Items from a dataset:
########################################
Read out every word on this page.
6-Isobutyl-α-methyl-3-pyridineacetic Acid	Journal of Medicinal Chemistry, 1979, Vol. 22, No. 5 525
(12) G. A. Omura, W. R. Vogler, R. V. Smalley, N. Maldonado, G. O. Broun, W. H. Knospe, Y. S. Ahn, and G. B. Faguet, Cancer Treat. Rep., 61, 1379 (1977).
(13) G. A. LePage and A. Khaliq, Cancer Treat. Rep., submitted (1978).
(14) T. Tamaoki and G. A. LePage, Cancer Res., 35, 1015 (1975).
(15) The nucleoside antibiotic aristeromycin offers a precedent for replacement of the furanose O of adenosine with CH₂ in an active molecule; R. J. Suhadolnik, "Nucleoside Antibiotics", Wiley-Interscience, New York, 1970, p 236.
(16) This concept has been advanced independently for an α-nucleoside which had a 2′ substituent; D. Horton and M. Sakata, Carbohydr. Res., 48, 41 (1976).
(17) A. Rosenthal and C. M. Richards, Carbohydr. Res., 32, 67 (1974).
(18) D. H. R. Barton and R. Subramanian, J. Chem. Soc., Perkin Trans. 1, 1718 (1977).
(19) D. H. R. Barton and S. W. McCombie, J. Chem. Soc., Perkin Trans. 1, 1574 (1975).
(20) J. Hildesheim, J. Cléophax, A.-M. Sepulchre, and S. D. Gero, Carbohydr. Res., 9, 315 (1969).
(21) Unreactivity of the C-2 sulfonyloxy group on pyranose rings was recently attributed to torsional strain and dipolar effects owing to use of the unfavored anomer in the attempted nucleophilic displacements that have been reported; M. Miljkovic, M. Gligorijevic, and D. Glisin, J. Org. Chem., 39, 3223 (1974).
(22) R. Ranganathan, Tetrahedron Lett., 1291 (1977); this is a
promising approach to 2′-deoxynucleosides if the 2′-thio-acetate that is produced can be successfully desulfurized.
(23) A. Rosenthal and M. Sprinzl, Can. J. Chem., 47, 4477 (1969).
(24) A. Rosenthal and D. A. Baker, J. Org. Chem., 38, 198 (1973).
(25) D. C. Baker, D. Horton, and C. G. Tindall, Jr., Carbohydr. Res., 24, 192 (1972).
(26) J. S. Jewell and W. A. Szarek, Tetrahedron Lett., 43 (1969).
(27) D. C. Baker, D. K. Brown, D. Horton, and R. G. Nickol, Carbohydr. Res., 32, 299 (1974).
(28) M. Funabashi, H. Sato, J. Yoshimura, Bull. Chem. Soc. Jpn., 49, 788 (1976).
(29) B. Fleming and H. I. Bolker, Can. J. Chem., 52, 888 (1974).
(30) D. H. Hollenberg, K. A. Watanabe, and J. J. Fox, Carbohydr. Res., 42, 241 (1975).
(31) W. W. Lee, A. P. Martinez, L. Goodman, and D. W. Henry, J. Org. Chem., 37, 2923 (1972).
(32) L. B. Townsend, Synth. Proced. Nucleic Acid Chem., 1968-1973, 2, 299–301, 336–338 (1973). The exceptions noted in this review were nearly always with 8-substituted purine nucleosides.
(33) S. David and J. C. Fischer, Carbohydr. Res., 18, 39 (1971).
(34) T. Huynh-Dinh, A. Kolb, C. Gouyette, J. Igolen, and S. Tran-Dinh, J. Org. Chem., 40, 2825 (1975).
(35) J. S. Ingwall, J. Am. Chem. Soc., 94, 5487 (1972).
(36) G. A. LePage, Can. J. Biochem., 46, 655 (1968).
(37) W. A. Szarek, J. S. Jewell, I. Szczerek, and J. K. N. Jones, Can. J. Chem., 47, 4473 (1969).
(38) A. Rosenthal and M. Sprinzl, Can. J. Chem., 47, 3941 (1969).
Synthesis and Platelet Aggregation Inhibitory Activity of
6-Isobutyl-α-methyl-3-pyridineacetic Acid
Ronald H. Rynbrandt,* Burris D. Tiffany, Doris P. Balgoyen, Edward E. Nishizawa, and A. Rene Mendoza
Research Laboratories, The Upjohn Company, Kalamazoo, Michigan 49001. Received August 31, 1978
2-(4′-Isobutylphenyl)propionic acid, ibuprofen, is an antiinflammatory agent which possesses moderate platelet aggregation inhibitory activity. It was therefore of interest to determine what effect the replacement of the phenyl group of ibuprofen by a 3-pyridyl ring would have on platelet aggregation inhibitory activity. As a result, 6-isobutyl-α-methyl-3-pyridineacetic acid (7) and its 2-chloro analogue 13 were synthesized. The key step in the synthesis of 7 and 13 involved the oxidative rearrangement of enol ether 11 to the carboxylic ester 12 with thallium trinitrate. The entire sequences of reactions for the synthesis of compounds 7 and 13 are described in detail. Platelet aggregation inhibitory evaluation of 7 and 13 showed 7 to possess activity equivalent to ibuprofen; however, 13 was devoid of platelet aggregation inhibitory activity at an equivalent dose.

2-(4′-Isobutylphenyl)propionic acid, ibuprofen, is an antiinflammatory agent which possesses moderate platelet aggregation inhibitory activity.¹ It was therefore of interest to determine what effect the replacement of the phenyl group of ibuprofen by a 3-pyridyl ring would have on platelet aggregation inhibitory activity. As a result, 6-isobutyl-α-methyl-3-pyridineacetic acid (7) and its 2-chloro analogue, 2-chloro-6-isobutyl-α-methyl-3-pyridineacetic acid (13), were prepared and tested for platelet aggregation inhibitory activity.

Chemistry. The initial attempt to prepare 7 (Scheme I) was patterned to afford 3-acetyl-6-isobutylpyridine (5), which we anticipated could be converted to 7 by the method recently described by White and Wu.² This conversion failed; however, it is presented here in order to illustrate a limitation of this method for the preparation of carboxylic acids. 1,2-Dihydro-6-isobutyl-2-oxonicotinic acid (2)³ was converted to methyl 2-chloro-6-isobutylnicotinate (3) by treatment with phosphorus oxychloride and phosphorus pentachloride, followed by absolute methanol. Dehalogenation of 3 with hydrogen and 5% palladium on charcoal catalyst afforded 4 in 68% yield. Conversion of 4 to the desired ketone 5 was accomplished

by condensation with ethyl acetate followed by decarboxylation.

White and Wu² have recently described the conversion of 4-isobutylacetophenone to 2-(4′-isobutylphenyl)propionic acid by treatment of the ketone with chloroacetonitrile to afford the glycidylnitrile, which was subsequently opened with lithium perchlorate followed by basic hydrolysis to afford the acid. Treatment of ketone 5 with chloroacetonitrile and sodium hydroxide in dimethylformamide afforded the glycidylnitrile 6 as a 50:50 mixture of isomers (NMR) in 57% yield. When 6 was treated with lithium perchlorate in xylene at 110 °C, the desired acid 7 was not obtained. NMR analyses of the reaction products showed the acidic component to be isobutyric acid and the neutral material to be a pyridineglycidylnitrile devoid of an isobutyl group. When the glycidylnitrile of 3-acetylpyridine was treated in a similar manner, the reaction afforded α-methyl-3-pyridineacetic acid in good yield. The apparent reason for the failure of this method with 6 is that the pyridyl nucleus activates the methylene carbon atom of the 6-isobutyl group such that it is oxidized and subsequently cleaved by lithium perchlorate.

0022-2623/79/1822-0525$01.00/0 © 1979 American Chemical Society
########################################
TASK BRIEF:
Repeat the data above, word for word.

RESPONSE BELOW:
Read out every word on this page.
6-Isobutyl-α-methyl-3-pyridineacetic Acid	Journal of Medicinal Chemistry, 1979, Vol. 22, No. 5 525
(12) G. A. Omura, W. R. Vogler, R. V. Smalley, N. Maldonado, G. O. Broun, W. H. Knospe, Y. S. Ahn, and G. B. Faguet, Cancer Treat. Rep., 61, 1379 (1977).
(13) G. A. LePage and A. Khaliq, Cancer Treat. Rep., submitted (1978).
(14) T. Tamaoki and G. A. LePage, Cancer Res., 35, 1015 (1975).
(15) The nucleoside antibiotic aristeromycin offers a precedent for replacement of the furanose O of adenosine with CH₂ in an active molecule; R. J. Suhadolnik, "Nucleoside Antibiotics", Wiley-Interscience, New York, 1970, p 236.
(16) This concept has been advanced independently for an α-nucleoside which had a 2′ substituent; D. Horton and M. Sakata, Carbohydr. Res., 48, 41 (1976).
(17) A. Rosenthal and C. M. Richards, Carbohydr. Res., 32, 67 (1974).
(18) D. H. R. Barton and R. Subramanian, J. Chem. Soc., Perkin Trans. 1, 1718 (1977).
(19) D. H. R. Barton and S. W. McCombie, J. Chem. Soc., Perkin Trans. 1, 1574 (1975).
(20) J. Hildesheim, J. Cléophax, A.-M. Sepulchre, and S. D. Gero, Carbohydr. Res., 9, 315 (1969).
(21) Unreactivity of the C-2 sulfonyloxy group on pyranose rings was recently attributed to torsional strain and dipolar effects owing to use of the unfavored anomer in the attempted nucleophilic displacements that have been reported; M. Miljkovic, M. Gligorijevic, and D. Glisin, J. Org. Chem., 39, 3223 (1974).
(22) R. Ranganathan, Tetrahedron Lett., 1291 (1977); this is a
promising approach to 2′-deoxynucleosides if the 2′-thio-acetate that is produced can be successfully desulfurized.
(23) A. Rosenthal and M. Sprinzl, Can. J. Chem., 47, 4477 (1969).
(24) A. Rosenthal and D. A. Baker, J. Org. Chem., 38, 198 (1973).
(25) D. C. Baker, D. Horton, and C. G. Tindall, Jr., Carbohydr. Res., 24, 192 (1972).
(26) J. S. Jewell and W. A. Szarek, Tetrahedron Lett., 43 (1969).
(27) D. C. Baker, D. K. Brown, D. Horton, and R. G. Nickol, Carbohydr. Res., 32, 299 (1974).
(28) M. Funabashi, H. Sato, J. Yoshimura, Bull. Chem. Soc. Jpn., 49, 788 (1976).
(29) B. Fleming and H. I. Bolker, Can. J. Chem., 52, 888 (1974).
(30) D. H. Hollenberg, K. A. Watanabe, and J. J. Fox, Carbohydr. Res., 42, 241 (1975).
(31) W. W. Lee, A. P. Martinez, L. Goodman, and D. W. Henry, J. Org. Chem., 37, 2923 (1972).
(32) L. B. Townsend, Synth. Proced. Nucleic Acid Chem., 1968-1973, 2, 299–301, 336–338 (1973). The exceptions noted in this review were nearly always with 8-substituted purine nucleosides.
(33) S. David and J. C. Fischer, Carbohydr. Res., 18, 39 (1971).
(34) T. Huynh-Dinh, A. Kolb, C. Gouyette, J. Igolen, and S. Tran-Dinh, J. Org. Chem., 40, 2825 (1975).
(35) J. S. Ingwall, J. Am. Chem. Soc., 94, 5487 (1972).
(36) G. A. LePage, Can. J. Biochem., 46, 655 (1968).
(37) W. A. Szarek, J. S. Jewell, I. Szczerek, and J. K. N. Jones, Can. J. Chem., 47, 4473 (1969).
(38) A. Rosenthal and M. Sprinzl, Can. J. Chem., 47, 3941 (1969).
Synthesis and Platelet Aggregation Inhibitory Activity of
6-Isobutyl-α-methyl-3-pyridineacetic Acid
Ronald H. Rynbrandt,* Burris D. Tiffany, Doris P. Balgoyen, Edward E. Nishizawa, and A. Rene Mendoza
Research Laboratories, The Upjohn Company, Kalamazoo, Michigan 49001. Received August 31, 1978
2-(4′-Isobutylphenyl)propionic acid, ibuprofen, is an antiinflammatory agent which possesses moderate platelet aggregation inhibitory activity. It was therefore of interest to determine what effect the replacement of the phenyl group of ibuprofen by a 3-pyridyl ring would have on platelet aggregation inhibitory activity. As a result, 6-isobutyl-α-methyl-3-pyridineacetic acid (7) and its 2-chloro analogue 13 were synthesized. The key step in the synthesis of 7 and 13 involved the oxidative rearrangement of enol ether 11 to the carboxylic ester 12 with thallium trinitrate. The entire sequences of reactions for the synthesis of compounds 7 and 13 are described in detail. Platelet aggregation inhibitory evaluation of 7 and 13 showed 7 to possess activity equivalent to ibuprofen; however, 13 was devoid of platelet aggregation inhibitory activity at an equivalent dose.

2-(4′-Isobutylphenyl)propionic acid, ibuprofen, is an antiinflammatory agent which possesses moderate platelet aggregation inhibitory activity.¹ It was therefore of interest to determine what effect the replacement of the phenyl group of ibuprofen by a 3-pyridyl ring would have on platelet aggregation inhibitory activity. As a result, 6-isobutyl-α-methyl-3-pyridineacetic acid (7) and its 2-chloro analogue, 2-chloro-6-isobutyl-α-methyl-3-pyridineacetic acid (13), were prepared and tested for platelet aggregation inhibitory activity.

Chemistry. The initial attempt to prepare 7 (Scheme I) was patterned to afford 3-acetyl-6-isobutylpyridine (5), which we anticipated could be converted to 7 by the method recently described by White and Wu.² This conversion failed; however, it is presented here in order to illustrate a limitation of this method for the preparation of carboxylic acids. 1,2-Dihydro-6-isobutyl-2-oxonicotinic acid (2)³ was converted to methyl 2-chloro-6-isobutylnicotinate (3) by treatment with phosphorus oxychloride and phosphorus pentachloride, followed by absolute methanol. Dehalogenation of 3 with hydrogen and 5% palladium on charcoal catalyst afforded 4 in 68% yield. Conversion of 4 to the desired ketone 5 was accomplished

by condensation with ethyl acetate followed by decarboxylation.

White and Wu² have recently described the conversion of 4-isobutylacetophenone to 2-(4′-isobutylphenyl)propionic acid by treatment of the ketone with chloroacetonitrile to afford the glycidylnitrile, which was subsequently opened with lithium perchlorate followed by basic hydrolysis to afford the acid. Treatment of ketone 5 with chloroacetonitrile and sodium hydroxide in dimethylformamide afforded the glycidylnitrile 6 as a 50:50 mixture of isomers (NMR) in 57% yield. When 6 was treated with lithium perchlorate in xylene at 110 °C, the desired acid 7 was not obtained. NMR analyses of the reaction products showed the acidic component to be isobutyric acid and the neutral material to be a pyridineglycidylnitrile devoid of an isobutyl group. When the glycidylnitrile of 3-acetylpyridine was treated in a similar manner, the reaction afforded α-methyl-3-pyridineacetic acid in good yield. The apparent reason for the failure of this method with 6 is that the pyridyl nucleus activates the methylene carbon atom of the 6-isobutyl group such that it is oxidized and subsequently cleaved by lithium perchlorate.

0022-2623/79/1822-0525$01.00/0 © 1979 American Chemical Society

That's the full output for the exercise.